#### DIRECTION
Your task is to give the listing below back word for word, pictures excluded.

#### DATASET EXCERPTS
────

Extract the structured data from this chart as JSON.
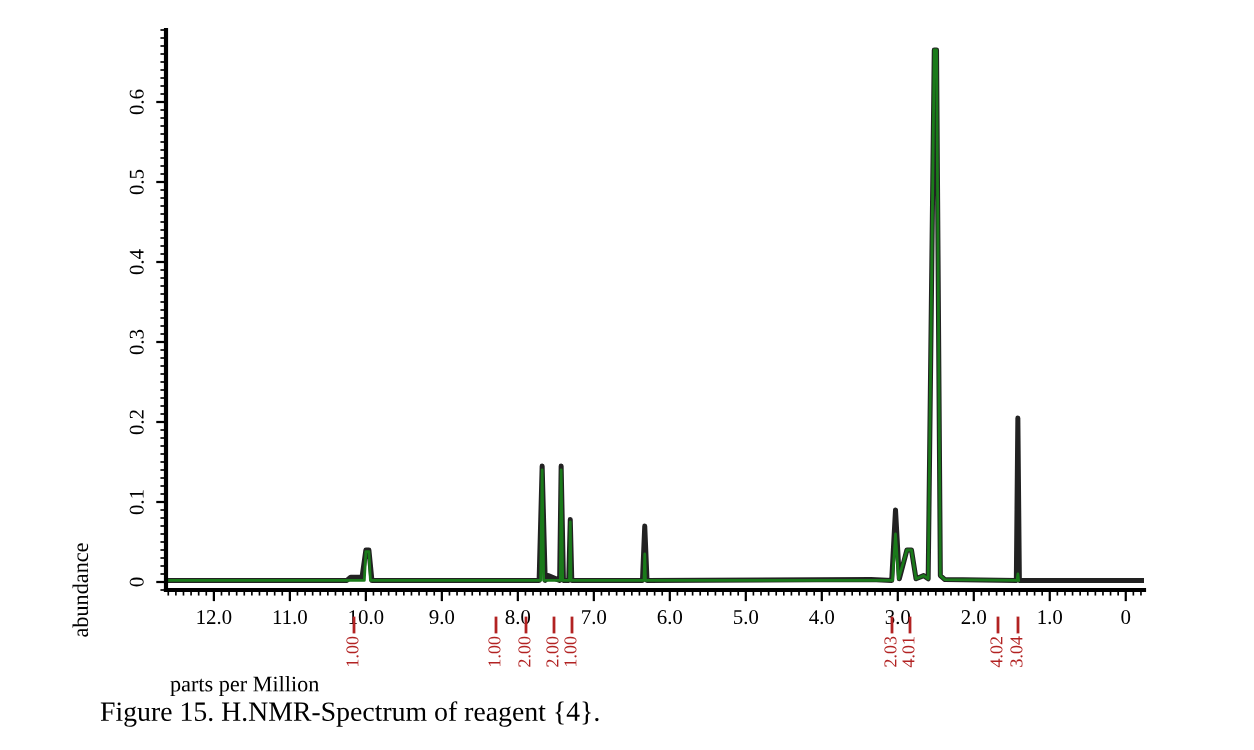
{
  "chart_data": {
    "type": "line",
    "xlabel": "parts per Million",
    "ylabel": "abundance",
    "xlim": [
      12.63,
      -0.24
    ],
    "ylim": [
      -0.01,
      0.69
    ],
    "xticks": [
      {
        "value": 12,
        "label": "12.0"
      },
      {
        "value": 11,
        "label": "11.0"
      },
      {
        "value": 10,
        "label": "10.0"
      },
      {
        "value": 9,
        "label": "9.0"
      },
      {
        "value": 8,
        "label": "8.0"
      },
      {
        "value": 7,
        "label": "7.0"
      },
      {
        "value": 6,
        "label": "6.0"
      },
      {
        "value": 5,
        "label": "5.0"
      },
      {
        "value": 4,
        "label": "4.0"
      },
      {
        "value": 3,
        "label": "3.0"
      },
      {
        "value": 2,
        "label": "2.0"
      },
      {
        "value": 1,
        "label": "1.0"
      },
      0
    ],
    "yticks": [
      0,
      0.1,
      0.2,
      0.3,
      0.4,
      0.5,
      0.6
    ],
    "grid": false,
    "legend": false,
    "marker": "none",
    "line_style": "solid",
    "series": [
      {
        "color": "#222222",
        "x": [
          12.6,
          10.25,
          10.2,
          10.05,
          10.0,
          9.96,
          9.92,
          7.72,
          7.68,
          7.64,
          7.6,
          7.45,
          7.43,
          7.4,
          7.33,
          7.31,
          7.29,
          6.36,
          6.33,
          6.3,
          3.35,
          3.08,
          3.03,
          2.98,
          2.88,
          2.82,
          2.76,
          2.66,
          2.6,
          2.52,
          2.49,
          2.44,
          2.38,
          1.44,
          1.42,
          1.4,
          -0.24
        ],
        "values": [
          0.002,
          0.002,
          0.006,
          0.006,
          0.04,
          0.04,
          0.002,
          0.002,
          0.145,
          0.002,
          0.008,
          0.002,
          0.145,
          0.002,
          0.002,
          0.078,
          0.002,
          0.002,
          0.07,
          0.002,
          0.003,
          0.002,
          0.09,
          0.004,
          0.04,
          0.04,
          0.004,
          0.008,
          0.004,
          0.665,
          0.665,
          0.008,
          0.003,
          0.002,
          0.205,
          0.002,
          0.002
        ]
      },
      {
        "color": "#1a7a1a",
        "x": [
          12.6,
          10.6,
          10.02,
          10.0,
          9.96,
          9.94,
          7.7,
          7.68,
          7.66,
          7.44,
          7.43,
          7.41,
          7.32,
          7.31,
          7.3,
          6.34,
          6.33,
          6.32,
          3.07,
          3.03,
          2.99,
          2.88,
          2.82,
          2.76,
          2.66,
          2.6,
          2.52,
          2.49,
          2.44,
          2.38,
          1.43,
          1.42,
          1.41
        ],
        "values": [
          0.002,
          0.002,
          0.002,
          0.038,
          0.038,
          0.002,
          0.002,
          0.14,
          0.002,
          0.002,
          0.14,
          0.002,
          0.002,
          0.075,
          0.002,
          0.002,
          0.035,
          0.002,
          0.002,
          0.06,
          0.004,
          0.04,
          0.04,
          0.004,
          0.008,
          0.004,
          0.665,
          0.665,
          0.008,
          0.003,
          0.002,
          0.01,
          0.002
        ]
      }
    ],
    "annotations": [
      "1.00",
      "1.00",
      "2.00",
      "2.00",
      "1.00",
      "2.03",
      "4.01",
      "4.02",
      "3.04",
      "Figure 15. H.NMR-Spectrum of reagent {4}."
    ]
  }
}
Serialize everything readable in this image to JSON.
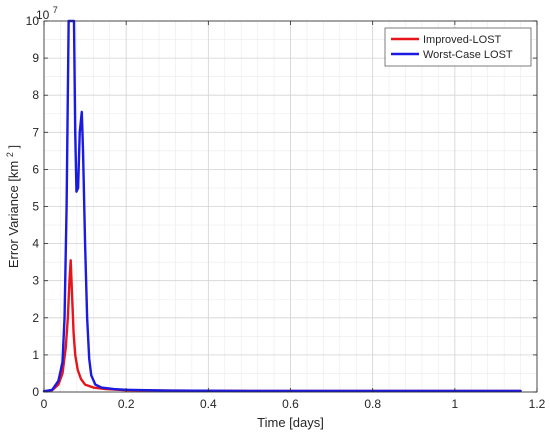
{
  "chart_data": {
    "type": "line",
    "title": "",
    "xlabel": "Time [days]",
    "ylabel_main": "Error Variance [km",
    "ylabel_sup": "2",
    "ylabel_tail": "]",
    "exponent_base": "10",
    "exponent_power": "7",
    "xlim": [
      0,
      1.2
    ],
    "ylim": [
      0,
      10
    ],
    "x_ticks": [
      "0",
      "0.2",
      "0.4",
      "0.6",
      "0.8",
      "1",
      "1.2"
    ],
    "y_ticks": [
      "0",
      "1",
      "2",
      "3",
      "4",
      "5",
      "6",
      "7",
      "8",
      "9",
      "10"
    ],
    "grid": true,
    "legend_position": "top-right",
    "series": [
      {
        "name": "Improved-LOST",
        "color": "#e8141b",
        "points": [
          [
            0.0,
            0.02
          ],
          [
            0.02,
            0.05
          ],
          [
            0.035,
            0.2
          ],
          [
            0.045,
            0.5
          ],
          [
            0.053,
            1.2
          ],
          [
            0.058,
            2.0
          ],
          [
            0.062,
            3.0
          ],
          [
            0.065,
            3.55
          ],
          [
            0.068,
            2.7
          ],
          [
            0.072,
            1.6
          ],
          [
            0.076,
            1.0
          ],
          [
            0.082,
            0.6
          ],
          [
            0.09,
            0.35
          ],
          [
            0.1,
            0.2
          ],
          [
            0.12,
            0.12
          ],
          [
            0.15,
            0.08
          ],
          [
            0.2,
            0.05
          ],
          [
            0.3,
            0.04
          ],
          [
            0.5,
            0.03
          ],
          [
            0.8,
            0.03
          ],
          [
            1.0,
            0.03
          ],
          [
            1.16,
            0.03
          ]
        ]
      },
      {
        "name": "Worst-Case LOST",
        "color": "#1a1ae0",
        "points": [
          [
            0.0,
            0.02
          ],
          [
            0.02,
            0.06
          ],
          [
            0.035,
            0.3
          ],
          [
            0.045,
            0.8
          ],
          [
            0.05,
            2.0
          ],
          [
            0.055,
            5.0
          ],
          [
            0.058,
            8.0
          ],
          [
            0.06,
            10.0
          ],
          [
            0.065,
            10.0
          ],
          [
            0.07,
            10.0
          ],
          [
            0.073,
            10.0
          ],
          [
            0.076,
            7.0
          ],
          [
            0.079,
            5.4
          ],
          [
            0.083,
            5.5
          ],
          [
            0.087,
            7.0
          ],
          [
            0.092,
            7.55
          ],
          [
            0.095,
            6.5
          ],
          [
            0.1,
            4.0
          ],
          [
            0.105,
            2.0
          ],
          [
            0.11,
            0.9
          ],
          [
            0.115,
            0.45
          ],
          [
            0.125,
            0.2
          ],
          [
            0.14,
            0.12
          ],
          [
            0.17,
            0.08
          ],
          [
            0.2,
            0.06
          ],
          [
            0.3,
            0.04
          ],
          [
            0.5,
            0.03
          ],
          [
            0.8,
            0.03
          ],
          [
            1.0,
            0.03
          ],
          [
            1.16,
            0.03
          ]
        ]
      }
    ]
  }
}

────

#### THE ANSWER
Extract the structured data from this chart as JSON.
{
  "chart_data": {
    "type": "line",
    "xlabel": "parts per Million",
    "ylabel": "abundance",
    "xlim": [
      12.63,
      -0.24
    ],
    "ylim": [
      -0.01,
      0.69
    ],
    "xticks": [
      {
        "value": 12,
        "label": "12.0"
      },
      {
        "value": 11,
        "label": "11.0"
      },
      {
        "value": 10,
        "label": "10.0"
      },
      {
        "value": 9,
        "label": "9.0"
      },
      {
        "value": 8,
        "label": "8.0"
      },
      {
        "value": 7,
        "label": "7.0"
      },
      {
        "value": 6,
        "label": "6.0"
      },
      {
        "value": 5,
        "label": "5.0"
      },
      {
        "value": 4,
        "label": "4.0"
      },
      {
        "value": 3,
        "label": "3.0"
      },
      {
        "value": 2,
        "label": "2.0"
      },
      {
        "value": 1,
        "label": "1.0"
      },
      0
    ],
    "yticks": [
      0,
      0.1,
      0.2,
      0.3,
      0.4,
      0.5,
      0.6
    ],
    "grid": false,
    "legend": false,
    "marker": "none",
    "line_style": "solid",
    "series": [
      {
        "color": "#222222",
        "x": [
          12.6,
          10.25,
          10.2,
          10.05,
          10.0,
          9.96,
          9.92,
          7.72,
          7.68,
          7.64,
          7.6,
          7.45,
          7.43,
          7.4,
          7.33,
          7.31,
          7.29,
          6.36,
          6.33,
          6.3,
          3.35,
          3.08,
          3.03,
          2.98,
          2.88,
          2.82,
          2.76,
          2.66,
          2.6,
          2.52,
          2.49,
          2.44,
          2.38,
          1.44,
          1.42,
          1.4,
          -0.24
        ],
        "values": [
          0.002,
          0.002,
          0.006,
          0.006,
          0.04,
          0.04,
          0.002,
          0.002,
          0.145,
          0.002,
          0.008,
          0.002,
          0.145,
          0.002,
          0.002,
          0.078,
          0.002,
          0.002,
          0.07,
          0.002,
          0.003,
          0.002,
          0.09,
          0.004,
          0.04,
          0.04,
          0.004,
          0.008,
          0.004,
          0.665,
          0.665,
          0.008,
          0.003,
          0.002,
          0.205,
          0.002,
          0.002
        ]
      },
      {
        "color": "#1a7a1a",
        "x": [
          12.6,
          10.6,
          10.02,
          10.0,
          9.96,
          9.94,
          7.7,
          7.68,
          7.66,
          7.44,
          7.43,
          7.41,
          7.32,
          7.31,
          7.3,
          6.34,
          6.33,
          6.32,
          3.07,
          3.03,
          2.99,
          2.88,
          2.82,
          2.76,
          2.66,
          2.6,
          2.52,
          2.49,
          2.44,
          2.38,
          1.43,
          1.42,
          1.41
        ],
        "values": [
          0.002,
          0.002,
          0.002,
          0.038,
          0.038,
          0.002,
          0.002,
          0.14,
          0.002,
          0.002,
          0.14,
          0.002,
          0.002,
          0.075,
          0.002,
          0.002,
          0.035,
          0.002,
          0.002,
          0.06,
          0.004,
          0.04,
          0.04,
          0.004,
          0.008,
          0.004,
          0.665,
          0.665,
          0.008,
          0.003,
          0.002,
          0.01,
          0.002
        ]
      }
    ],
    "annotations": [
      "1.00",
      "1.00",
      "2.00",
      "2.00",
      "1.00",
      "2.03",
      "4.01",
      "4.02",
      "3.04",
      "Figure 15. H.NMR-Spectrum of reagent {4}."
    ]
  }
}
Serialize everything readable in this image to JSON.
{
  "chart_data": {
    "type": "line",
    "title": "",
    "xlabel": "Time [days]",
    "ylabel_main": "Error Variance [km",
    "ylabel_sup": "2",
    "ylabel_tail": "]",
    "exponent_base": "10",
    "exponent_power": "7",
    "xlim": [
      0,
      1.2
    ],
    "ylim": [
      0,
      10
    ],
    "x_ticks": [
      "0",
      "0.2",
      "0.4",
      "0.6",
      "0.8",
      "1",
      "1.2"
    ],
    "y_ticks": [
      "0",
      "1",
      "2",
      "3",
      "4",
      "5",
      "6",
      "7",
      "8",
      "9",
      "10"
    ],
    "grid": true,
    "legend_position": "top-right",
    "series": [
      {
        "name": "Improved-LOST",
        "color": "#e8141b",
        "points": [
          [
            0.0,
            0.02
          ],
          [
            0.02,
            0.05
          ],
          [
            0.035,
            0.2
          ],
          [
            0.045,
            0.5
          ],
          [
            0.053,
            1.2
          ],
          [
            0.058,
            2.0
          ],
          [
            0.062,
            3.0
          ],
          [
            0.065,
            3.55
          ],
          [
            0.068,
            2.7
          ],
          [
            0.072,
            1.6
          ],
          [
            0.076,
            1.0
          ],
          [
            0.082,
            0.6
          ],
          [
            0.09,
            0.35
          ],
          [
            0.1,
            0.2
          ],
          [
            0.12,
            0.12
          ],
          [
            0.15,
            0.08
          ],
          [
            0.2,
            0.05
          ],
          [
            0.3,
            0.04
          ],
          [
            0.5,
            0.03
          ],
          [
            0.8,
            0.03
          ],
          [
            1.0,
            0.03
          ],
          [
            1.16,
            0.03
          ]
        ]
      },
      {
        "name": "Worst-Case LOST",
        "color": "#1a1ae0",
        "points": [
          [
            0.0,
            0.02
          ],
          [
            0.02,
            0.06
          ],
          [
            0.035,
            0.3
          ],
          [
            0.045,
            0.8
          ],
          [
            0.05,
            2.0
          ],
          [
            0.055,
            5.0
          ],
          [
            0.058,
            8.0
          ],
          [
            0.06,
            10.0
          ],
          [
            0.065,
            10.0
          ],
          [
            0.07,
            10.0
          ],
          [
            0.073,
            10.0
          ],
          [
            0.076,
            7.0
          ],
          [
            0.079,
            5.4
          ],
          [
            0.083,
            5.5
          ],
          [
            0.087,
            7.0
          ],
          [
            0.092,
            7.55
          ],
          [
            0.095,
            6.5
          ],
          [
            0.1,
            4.0
          ],
          [
            0.105,
            2.0
          ],
          [
            0.11,
            0.9
          ],
          [
            0.115,
            0.45
          ],
          [
            0.125,
            0.2
          ],
          [
            0.14,
            0.12
          ],
          [
            0.17,
            0.08
          ],
          [
            0.2,
            0.06
          ],
          [
            0.3,
            0.04
          ],
          [
            0.5,
            0.03
          ],
          [
            0.8,
            0.03
          ],
          [
            1.0,
            0.03
          ],
          [
            1.16,
            0.03
          ]
        ]
      }
    ]
  }
}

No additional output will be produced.